> _YOUR GOAL_: Pictures aside, repeat every entry exactly.

[Dataset items]

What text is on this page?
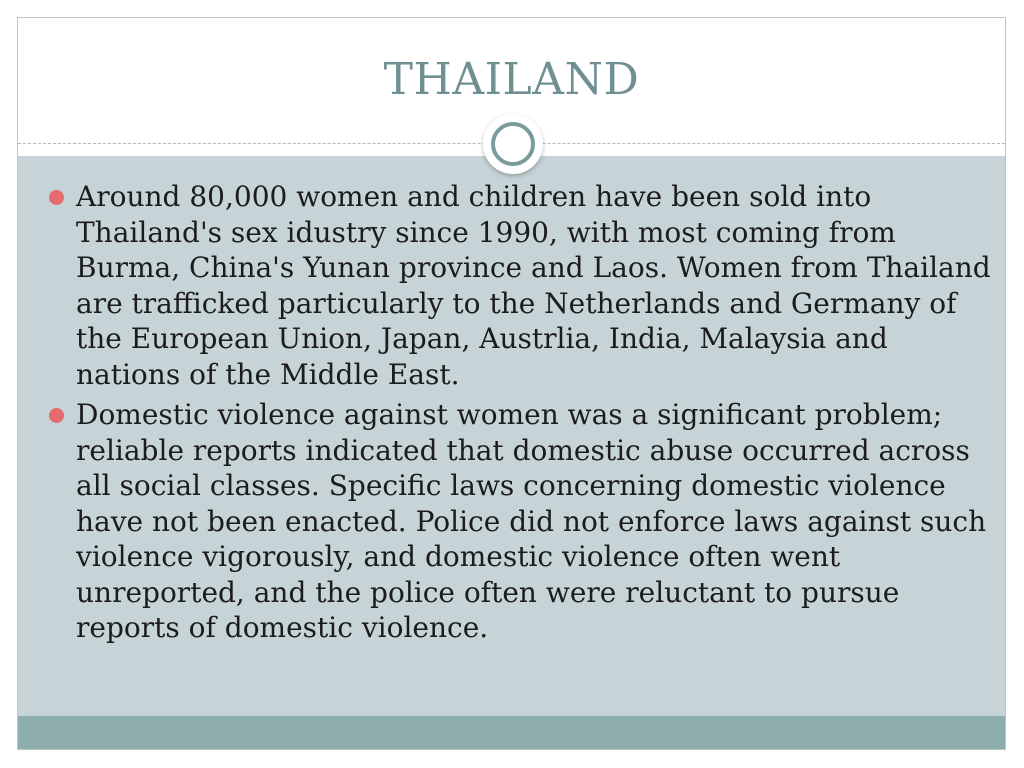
THAILAND
Around 80,000 women and children have been sold into Thailand's sex idustry since 1990, with most coming from Burma, China's Yunan province and Laos. Women from Thailand are trafficked particularly to the Netherlands and Germany of the European Union, Japan, Austrlia, India, Malaysia and nations of the Middle East.
Domestic violence against women was a significant problem; reliable reports indicated that domestic abuse occurred across all social classes. Specific laws concerning domestic violence have not been enacted. Police did not enforce laws against such violence vigorously, and domestic violence often went unreported, and the police often were reluctant to pursue reports of domestic violence.
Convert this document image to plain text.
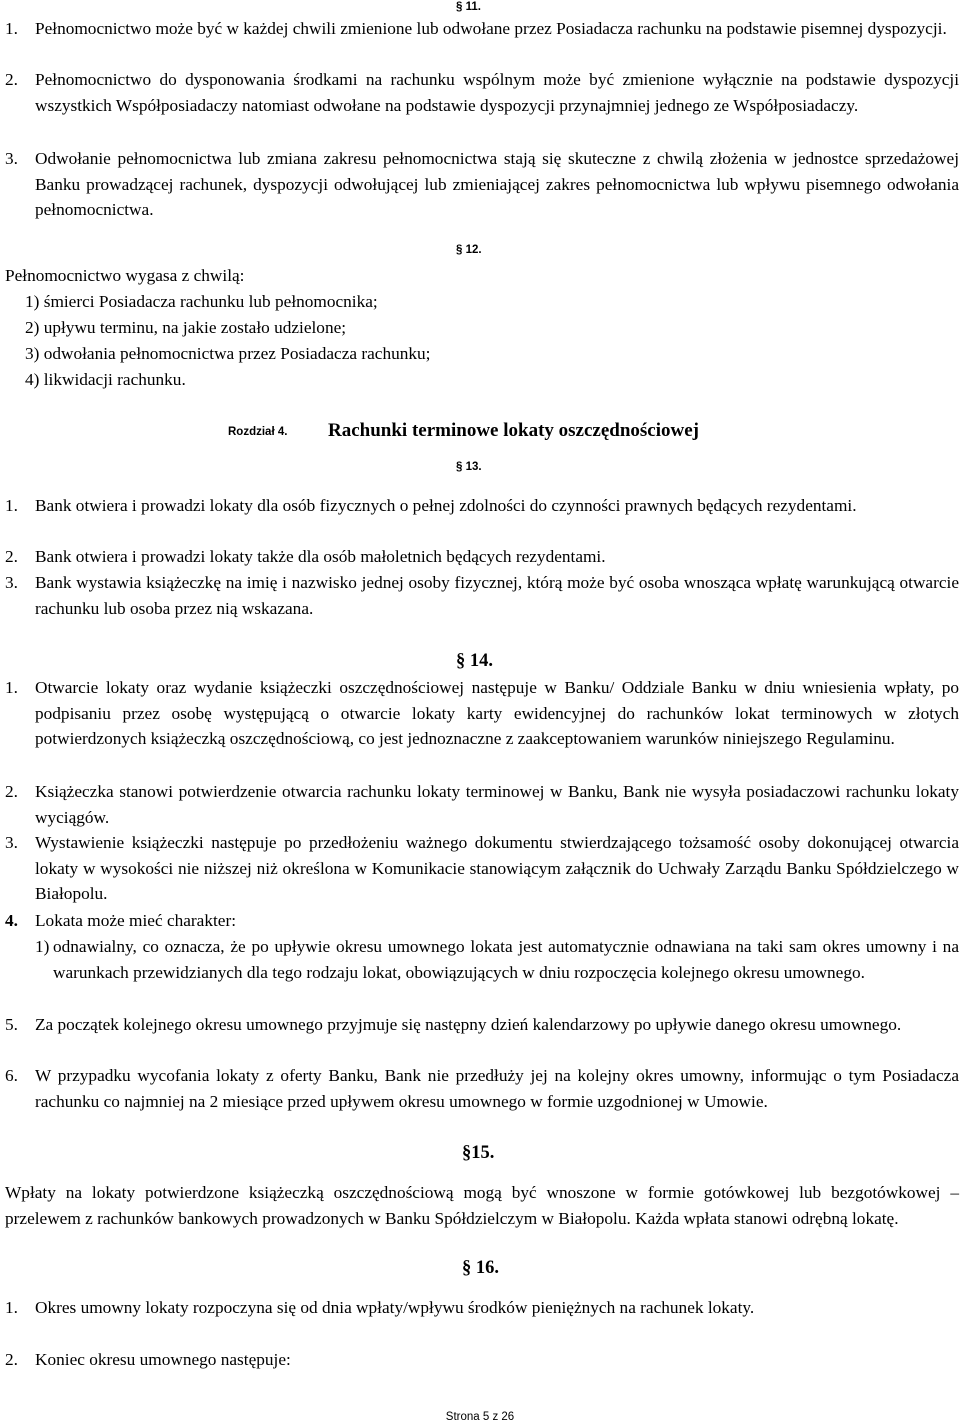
§ 11.
1. Pełnomocnictwo może być w każdej chwili zmienione lub odwołane przez Posiadacza rachunku na podstawie pisemnej dyspozycji.
2. Pełnomocnictwo do dysponowania środkami na rachunku wspólnym może być zmienione wyłącznie na podstawie dyspozycji wszystkich Współposiadaczy natomiast odwołane na podstawie dyspozycji przynajmniej jednego ze Współposiadaczy.
3. Odwołanie pełnomocnictwa lub zmiana zakresu pełnomocnictwa stają się skuteczne z chwilą złożenia w jednostce sprzedażowej Banku prowadzącej rachunek, dyspozycji odwołującej lub zmieniającej zakres pełnomocnictwa lub wpływu pisemnego odwołania pełnomocnictwa.
§ 12.
Pełnomocnictwo wygasa z chwilą:
1) śmierci Posiadacza rachunku lub pełnomocnika;
2) upływu terminu, na jakie zostało udzielone;
3) odwołania pełnomocnictwa przez Posiadacza rachunku;
4) likwidacji rachunku.
Rozdział 4. Rachunki terminowe lokaty oszczędnościowej
§ 13.
1. Bank otwiera i prowadzi lokaty dla osób fizycznych o pełnej zdolności do czynności prawnych będących rezydentami.
2. Bank otwiera i prowadzi lokaty także dla osób małoletnich będących rezydentami.
3. Bank wystawia książeczkę na imię i nazwisko jednej osoby fizycznej, którą może być osoba wnosząca wpłatę warunkującą otwarcie rachunku lub osoba przez nią wskazana.
§ 14.
1. Otwarcie lokaty oraz wydanie książeczki oszczędnościowej następuje w Banku/ Oddziale Banku w dniu wniesienia wpłaty, po podpisaniu przez osobę występującą o otwarcie lokaty karty ewidencyjnej do rachunków lokat terminowych w złotych potwierdzonych książeczką oszczędnościową, co jest jednoznaczne z zaakceptowaniem warunków niniejszego Regulaminu.
2. Książeczka stanowi potwierdzenie otwarcia rachunku lokaty terminowej w Banku, Bank nie wysyła posiadaczowi rachunku lokaty wyciągów.
3. Wystawienie książeczki następuje po przedłożeniu ważnego dokumentu stwierdzającego tożsamość osoby dokonującej otwarcia lokaty w wysokości nie niższej niż określona w Komunikacie stanowiącym załącznik do Uchwały Zarządu Banku Spółdzielczego w Białopolu.
4. Lokata może mieć charakter:
1) odnawialny, co oznacza, że po upływie okresu umownego lokata jest automatycznie odnawiana na taki sam okres umowny i na warunkach przewidzianych dla tego rodzaju lokat, obowiązujących w dniu rozpoczęcia kolejnego okresu umownego.
5. Za początek kolejnego okresu umownego przyjmuje się następny dzień kalendarzowy po upływie danego okresu umownego.
6. W przypadku wycofania lokaty z oferty Banku, Bank nie przedłuży jej na kolejny okres umowny, informując o tym Posiadacza rachunku co najmniej na 2 miesiące przed upływem okresu umownego w formie uzgodnionej w Umowie.
§15.
Wpłaty na lokaty potwierdzone książeczką oszczędnościową mogą być wnoszone w formie gotówkowej lub bezgotówkowej – przelewem z rachunków bankowych prowadzonych w Banku Spółdzielczym w Białopolu. Każda wpłata stanowi odrębną lokatę.
§ 16.
1. Okres umowny lokaty rozpoczyna się od dnia wpłaty/wpływu środków pieniężnych na rachunek lokaty.
2. Koniec okresu umownego następuje:
Strona 5 z 26
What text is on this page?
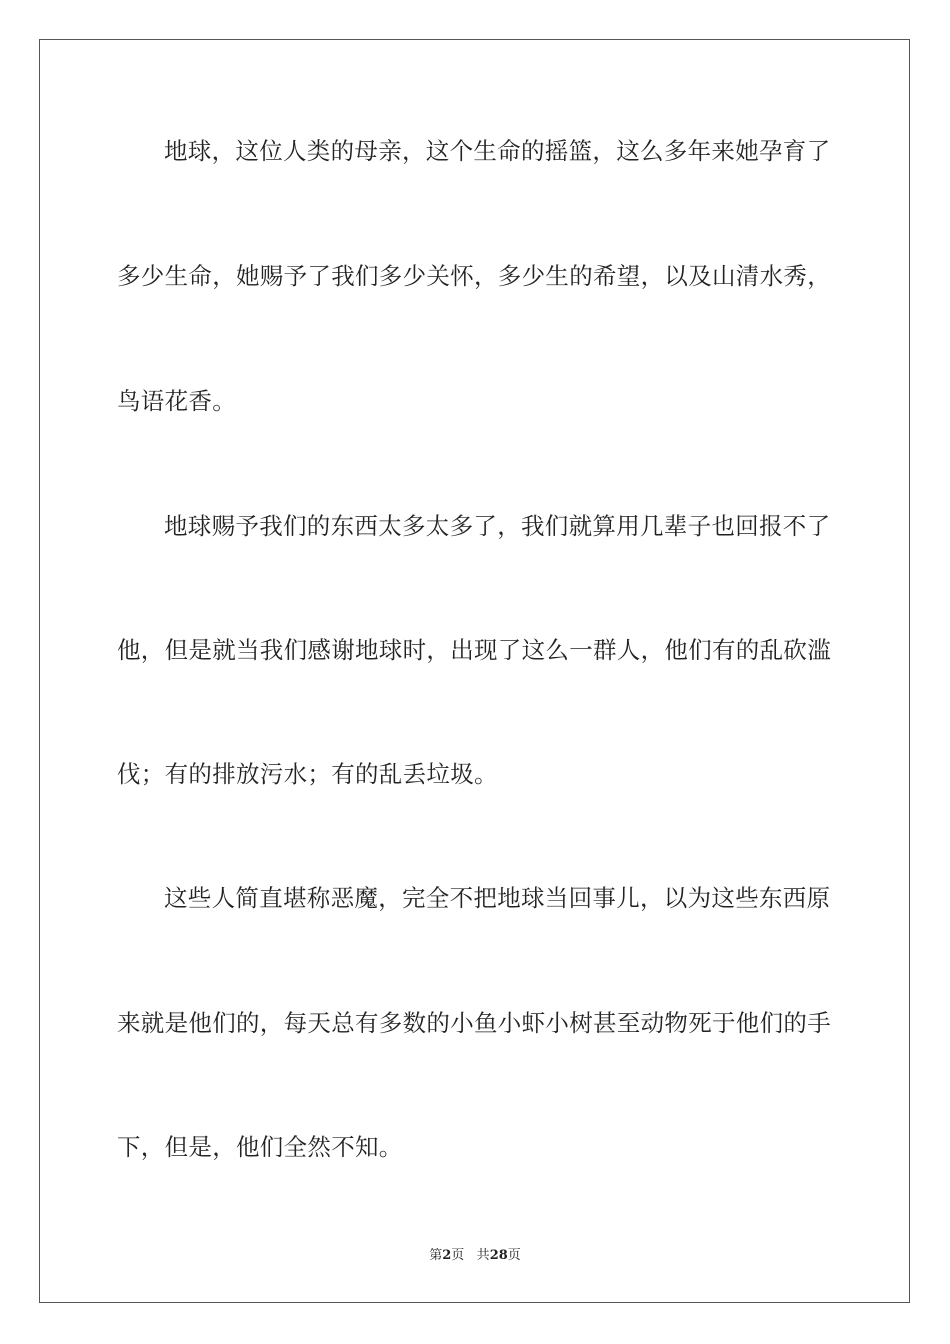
地球，这位人类的母亲，这个生命的摇篮，这么多年来她孕育了
多少生命，她赐予了我们多少关怀，多少生的希望，以及山清水秀，
鸟语花香。
地球赐予我们的东西太多太多了，我们就算用几辈子也回报不了
他，但是就当我们感谢地球时，出现了这么一群人，他们有的乱砍滥
伐；有的排放污水；有的乱丢垃圾。
这些人简直堪称恶魔，完全不把地球当回事儿，以为这些东西原
来就是他们的，每天总有多数的小鱼小虾小树甚至动物死于他们的手
下，但是，他们全然不知。
第2页 共28页
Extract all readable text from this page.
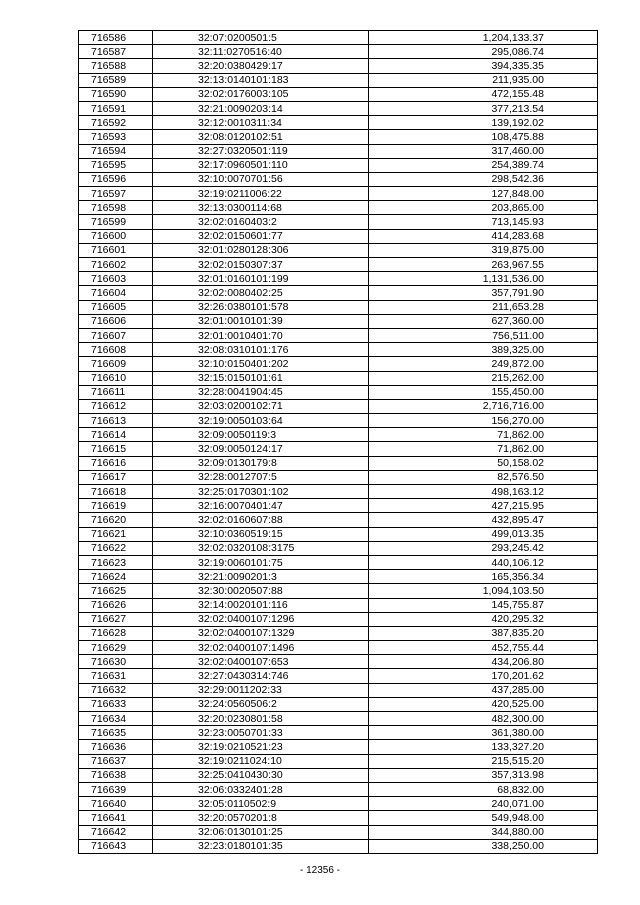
716586	32:07:0200501:5	1,204,133.37
716587	32:11:0270516:40	295,086.74
716588	32:20:0380429:17	394,335.35
716589	32:13:0140101:183	211,935.00
716590	32:02:0176003:105	472,155.48
716591	32:21:0090203:14	377,213.54
716592	32:12:0010311:34	139,192.02
716593	32:08:0120102:51	108,475.88
716594	32:27:0320501:119	317,460.00
716595	32:17:0960501:110	254,389.74
716596	32:10:0070701:56	298,542.36
716597	32:19:0211006:22	127,848.00
716598	32:13:0300114:68	203,865.00
716599	32:02:0160403:2	713,145.93
716600	32:02:0150601:77	414,283.68
716601	32:01:0280128:306	319,875.00
716602	32:02:0150307:37	263,967.55
716603	32:01:0160101:199	1,131,536.00
716604	32:02:0080402:25	357,791.90
716605	32:26:0380101:578	211,653.28
716606	32:01:0010101:39	627,360.00
716607	32:01:0010401:70	756,511.00
716608	32:08:0310101:176	389,325.00
716609	32:10:0150401:202	249,872.00
716610	32:15:0150101:61	215,262.00
716611	32:28:0041904:45	155,450.00
716612	32:03:0200102:71	2,716,716.00
716613	32:19:0050103:64	156,270.00
716614	32:09:0050119:3	71,862.00
716615	32:09:0050124:17	71,862.00
716616	32:09:0130179:8	50,158.02
716617	32:28:0012707:5	82,576.50
716618	32:25:0170301:102	498,163.12
716619	32:16:0070401:47	427,215.95
716620	32:02:0160607:88	432,895.47
716621	32:10:0360519:15	499,013.35
716622	32:02:0320108:3175	293,245.42
716623	32:19:0060101:75	440,106.12
716624	32:21:0090201:3	165,356.34
716625	32:30:0020507:88	1,094,103.50
716626	32:14:0020101:116	145,755.87
716627	32:02:0400107:1296	420,295.32
716628	32:02:0400107:1329	387,835.20
716629	32:02:0400107:1496	452,755.44
716630	32:02:0400107:653	434,206.80
716631	32:27:0430314:746	170,201.62
716632	32:29:0011202:33	437,285.00
716633	32:24:0560506:2	420,525.00
716634	32:20:0230801:58	482,300.00
716635	32:23:0050701:33	361,380.00
716636	32:19:0210521:23	133,327.20
716637	32:19:0211024:10	215,515.20
716638	32:25:0410430:30	357,313.98
716639	32:06:0332401:28	68,832.00
716640	32:05:0110502:9	240,071.00
716641	32:20:0570201:8	549,948.00
716642	32:06:0130101:25	344,880.00
716643	32:23:0180101:35	338,250.00
- 12356 -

> _WRITTEN RESPONSE_:
What text is on this page?
THAILAND
Around 80,000 women and children have been sold into Thailand's sex idustry since 1990, with most coming from Burma, China's Yunan province and Laos. Women from Thailand are trafficked particularly to the Netherlands and Germany of the European Union, Japan, Austrlia, India, Malaysia and nations of the Middle East.
Domestic violence against women was a significant problem; reliable reports indicated that domestic abuse occurred across all social classes. Specific laws concerning domestic violence have not been enacted. Police did not enforce laws against such violence vigorously, and domestic violence often went unreported, and the police often were reluctant to pursue reports of domestic violence.
Convert this document image to plain text.
§ 11.
1. Pełnomocnictwo może być w każdej chwili zmienione lub odwołane przez Posiadacza rachunku na podstawie pisemnej dyspozycji.
2. Pełnomocnictwo do dysponowania środkami na rachunku wspólnym może być zmienione wyłącznie na podstawie dyspozycji wszystkich Współposiadaczy natomiast odwołane na podstawie dyspozycji przynajmniej jednego ze Współposiadaczy.
3. Odwołanie pełnomocnictwa lub zmiana zakresu pełnomocnictwa stają się skuteczne z chwilą złożenia w jednostce sprzedażowej Banku prowadzącej rachunek, dyspozycji odwołującej lub zmieniającej zakres pełnomocnictwa lub wpływu pisemnego odwołania pełnomocnictwa.
§ 12.
Pełnomocnictwo wygasa z chwilą:
1) śmierci Posiadacza rachunku lub pełnomocnika;
2) upływu terminu, na jakie zostało udzielone;
3) odwołania pełnomocnictwa przez Posiadacza rachunku;
4) likwidacji rachunku.
Rozdział 4. Rachunki terminowe lokaty oszczędnościowej
§ 13.
1. Bank otwiera i prowadzi lokaty dla osób fizycznych o pełnej zdolności do czynności prawnych będących rezydentami.
2. Bank otwiera i prowadzi lokaty także dla osób małoletnich będących rezydentami.
3. Bank wystawia książeczkę na imię i nazwisko jednej osoby fizycznej, którą może być osoba wnosząca wpłatę warunkującą otwarcie rachunku lub osoba przez nią wskazana.
§ 14.
1. Otwarcie lokaty oraz wydanie książeczki oszczędnościowej następuje w Banku/ Oddziale Banku w dniu wniesienia wpłaty, po podpisaniu przez osobę występującą o otwarcie lokaty karty ewidencyjnej do rachunków lokat terminowych w złotych potwierdzonych książeczką oszczędnościową, co jest jednoznaczne z zaakceptowaniem warunków niniejszego Regulaminu.
2. Książeczka stanowi potwierdzenie otwarcia rachunku lokaty terminowej w Banku, Bank nie wysyła posiadaczowi rachunku lokaty wyciągów.
3. Wystawienie książeczki następuje po przedłożeniu ważnego dokumentu stwierdzającego tożsamość osoby dokonującej otwarcia lokaty w wysokości nie niższej niż określona w Komunikacie stanowiącym załącznik do Uchwały Zarządu Banku Spółdzielczego w Białopolu.
4. Lokata może mieć charakter:
1) odnawialny, co oznacza, że po upływie okresu umownego lokata jest automatycznie odnawiana na taki sam okres umowny i na warunkach przewidzianych dla tego rodzaju lokat, obowiązujących w dniu rozpoczęcia kolejnego okresu umownego.
5. Za początek kolejnego okresu umownego przyjmuje się następny dzień kalendarzowy po upływie danego okresu umownego.
6. W przypadku wycofania lokaty z oferty Banku, Bank nie przedłuży jej na kolejny okres umowny, informując o tym Posiadacza rachunku co najmniej na 2 miesiące przed upływem okresu umownego w formie uzgodnionej w Umowie.
§15.
Wpłaty na lokaty potwierdzone książeczką oszczędnościową mogą być wnoszone w formie gotówkowej lub bezgotówkowej – przelewem z rachunków bankowych prowadzonych w Banku Spółdzielczym w Białopolu. Każda wpłata stanowi odrębną lokatę.
§ 16.
1. Okres umowny lokaty rozpoczyna się od dnia wpłaty/wpływu środków pieniężnych na rachunek lokaty.
2. Koniec okresu umownego następuje:
Strona 5 z 26
What text is on this page?
地球，这位人类的母亲，这个生命的摇篮，这么多年来她孕育了
多少生命，她赐予了我们多少关怀，多少生的希望，以及山清水秀，
鸟语花香。
地球赐予我们的东西太多太多了，我们就算用几辈子也回报不了
他，但是就当我们感谢地球时，出现了这么一群人，他们有的乱砍滥
伐；有的排放污水；有的乱丢垃圾。
这些人简直堪称恶魔，完全不把地球当回事儿，以为这些东西原
来就是他们的，每天总有多数的小鱼小虾小树甚至动物死于他们的手
下，但是，他们全然不知。
第2页 共28页
Extract all readable text from this page.
716586	32:07:0200501:5	1,204,133.37
716587	32:11:0270516:40	295,086.74
716588	32:20:0380429:17	394,335.35
716589	32:13:0140101:183	211,935.00
716590	32:02:0176003:105	472,155.48
716591	32:21:0090203:14	377,213.54
716592	32:12:0010311:34	139,192.02
716593	32:08:0120102:51	108,475.88
716594	32:27:0320501:119	317,460.00
716595	32:17:0960501:110	254,389.74
716596	32:10:0070701:56	298,542.36
716597	32:19:0211006:22	127,848.00
716598	32:13:0300114:68	203,865.00
716599	32:02:0160403:2	713,145.93
716600	32:02:0150601:77	414,283.68
716601	32:01:0280128:306	319,875.00
716602	32:02:0150307:37	263,967.55
716603	32:01:0160101:199	1,131,536.00
716604	32:02:0080402:25	357,791.90
716605	32:26:0380101:578	211,653.28
716606	32:01:0010101:39	627,360.00
716607	32:01:0010401:70	756,511.00
716608	32:08:0310101:176	389,325.00
716609	32:10:0150401:202	249,872.00
716610	32:15:0150101:61	215,262.00
716611	32:28:0041904:45	155,450.00
716612	32:03:0200102:71	2,716,716.00
716613	32:19:0050103:64	156,270.00
716614	32:09:0050119:3	71,862.00
716615	32:09:0050124:17	71,862.00
716616	32:09:0130179:8	50,158.02
716617	32:28:0012707:5	82,576.50
716618	32:25:0170301:102	498,163.12
716619	32:16:0070401:47	427,215.95
716620	32:02:0160607:88	432,895.47
716621	32:10:0360519:15	499,013.35
716622	32:02:0320108:3175	293,245.42
716623	32:19:0060101:75	440,106.12
716624	32:21:0090201:3	165,356.34
716625	32:30:0020507:88	1,094,103.50
716626	32:14:0020101:116	145,755.87
716627	32:02:0400107:1296	420,295.32
716628	32:02:0400107:1329	387,835.20
716629	32:02:0400107:1496	452,755.44
716630	32:02:0400107:653	434,206.80
716631	32:27:0430314:746	170,201.62
716632	32:29:0011202:33	437,285.00
716633	32:24:0560506:2	420,525.00
716634	32:20:0230801:58	482,300.00
716635	32:23:0050701:33	361,380.00
716636	32:19:0210521:23	133,327.20
716637	32:19:0211024:10	215,515.20
716638	32:25:0410430:30	357,313.98
716639	32:06:0332401:28	68,832.00
716640	32:05:0110502:9	240,071.00
716641	32:20:0570201:8	549,948.00
716642	32:06:0130101:25	344,880.00
716643	32:23:0180101:35	338,250.00
- 12356 -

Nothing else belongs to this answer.